___ Record set ___

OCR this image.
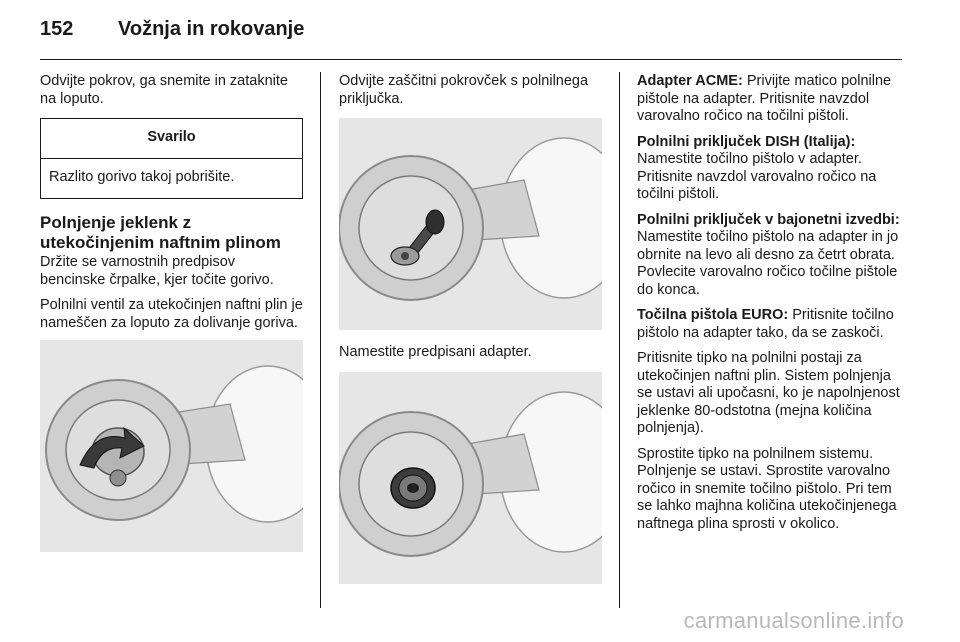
152	Vožnja in rokovanje

Odvijte pokrov, ga snemite in zataknite na loputo.

Svarilo
Razlito gorivo takoj pobrišite.
Polnjenje jeklenk z utekočinjenim naftnim plinom

Držite se varnostnih predpisov bencinske črpalke, kjer točite gorivo.

Polnilni ventil za utekočinjen naftni plin je nameščen za loputo za dolivanje goriva.

Odvijte zaščitni pokrovček s polnilnega priključka.

Namestite predpisani adapter.

Adapter ACME: Privijte matico polnilne pištole na adapter. Pritisnite navzdol varovalno ročico na točilni pištoli.

Polnilni priključek DISH (Italija): Namestite točilno pištolo v adapter. Pritisnite navzdol varovalno ročico na točilni pištoli.

Polnilni priključek v bajonetni izvedbi: Namestite točilno pištolo na adapter in jo obrnite na levo ali desno za četrt obrata. Povlecite varovalno ročico točilne pištole do konca.

Točilna pištola EURO: Pritisnite točilno pištolo na adapter tako, da se zaskoči.

Pritisnite tipko na polnilni postaji za utekočinjen naftni plin. Sistem polnjenja se ustavi ali upočasni, ko je napolnjenost jeklenke 80-odstotna (mejna količina polnjenja).

Sprostite tipko na polnilnem sistemu. Polnjenje se ustavi. Sprostite varovalno ročico in snemite točilno pištolo. Pri tem se lahko majhna količina utekočinjenega naftnega plina sprosti v okolico.

carmanualsonline.info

___

Written request: Copy the records word for word, leaving no picture in the copy.

Answer for this exercise:
OCR this image.
152	Vožnja in rokovanje

Odvijte pokrov, ga snemite in zataknite na loputo.

Svarilo
Razlito gorivo takoj pobrišite.
Polnjenje jeklenk z utekočinjenim naftnim plinom

Držite se varnostnih predpisov bencinske črpalke, kjer točite gorivo.

Polnilni ventil za utekočinjen naftni plin je nameščen za loputo za dolivanje goriva.

Odvijte zaščitni pokrovček s polnilnega priključka.

Namestite predpisani adapter.

Adapter ACME: Privijte matico polnilne pištole na adapter. Pritisnite navzdol varovalno ročico na točilni pištoli.

Polnilni priključek DISH (Italija): Namestite točilno pištolo v adapter. Pritisnite navzdol varovalno ročico na točilni pištoli.

Polnilni priključek v bajonetni izvedbi: Namestite točilno pištolo na adapter in jo obrnite na levo ali desno za četrt obrata. Povlecite varovalno ročico točilne pištole do konca.

Točilna pištola EURO: Pritisnite točilno pištolo na adapter tako, da se zaskoči.

Pritisnite tipko na polnilni postaji za utekočinjen naftni plin. Sistem polnjenja se ustavi ali upočasni, ko je napolnjenost jeklenke 80-odstotna (mejna količina polnjenja).

Sprostite tipko na polnilnem sistemu. Polnjenje se ustavi. Sprostite varovalno ročico in snemite točilno pištolo. Pri tem se lahko majhna količina utekočinjenega naftnega plina sprosti v okolico.

carmanualsonline.info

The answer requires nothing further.